* **WHAT YOU ARE ASKED TO DO**
Write out all entries word for word.

* **STORED RECORDS**
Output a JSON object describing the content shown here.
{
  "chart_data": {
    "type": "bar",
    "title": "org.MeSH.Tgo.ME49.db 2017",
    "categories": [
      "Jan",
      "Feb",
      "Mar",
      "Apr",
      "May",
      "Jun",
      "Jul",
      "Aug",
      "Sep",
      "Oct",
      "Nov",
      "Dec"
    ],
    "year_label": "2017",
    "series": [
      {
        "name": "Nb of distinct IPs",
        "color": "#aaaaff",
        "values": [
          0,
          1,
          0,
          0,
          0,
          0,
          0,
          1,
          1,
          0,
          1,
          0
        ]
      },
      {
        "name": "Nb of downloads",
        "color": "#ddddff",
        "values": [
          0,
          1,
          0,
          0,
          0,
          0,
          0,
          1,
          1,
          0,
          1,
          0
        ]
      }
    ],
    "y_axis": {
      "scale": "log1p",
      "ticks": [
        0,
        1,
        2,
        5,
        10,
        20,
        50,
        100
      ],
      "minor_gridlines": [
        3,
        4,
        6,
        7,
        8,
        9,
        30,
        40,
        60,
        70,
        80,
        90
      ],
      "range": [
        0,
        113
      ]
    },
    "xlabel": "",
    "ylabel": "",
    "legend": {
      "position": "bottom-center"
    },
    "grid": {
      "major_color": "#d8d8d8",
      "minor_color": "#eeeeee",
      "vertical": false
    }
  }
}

* **REPLY TO THE TASK**
Output a JSON object describing the content shown here.
{
  "chart_data": {
    "type": "bar",
    "title": "org.MeSH.Tgo.ME49.db 2017",
    "categories": [
      "Jan",
      "Feb",
      "Mar",
      "Apr",
      "May",
      "Jun",
      "Jul",
      "Aug",
      "Sep",
      "Oct",
      "Nov",
      "Dec"
    ],
    "year_label": "2017",
    "series": [
      {
        "name": "Nb of distinct IPs",
        "color": "#aaaaff",
        "values": [
          0,
          1,
          0,
          0,
          0,
          0,
          0,
          1,
          1,
          0,
          1,
          0
        ]
      },
      {
        "name": "Nb of downloads",
        "color": "#ddddff",
        "values": [
          0,
          1,
          0,
          0,
          0,
          0,
          0,
          1,
          1,
          0,
          1,
          0
        ]
      }
    ],
    "y_axis": {
      "scale": "log1p",
      "ticks": [
        0,
        1,
        2,
        5,
        10,
        20,
        50,
        100
      ],
      "minor_gridlines": [
        3,
        4,
        6,
        7,
        8,
        9,
        30,
        40,
        60,
        70,
        80,
        90
      ],
      "range": [
        0,
        113
      ]
    },
    "xlabel": "",
    "ylabel": "",
    "legend": {
      "position": "bottom-center"
    },
    "grid": {
      "major_color": "#d8d8d8",
      "minor_color": "#eeeeee",
      "vertical": false
    }
  }
}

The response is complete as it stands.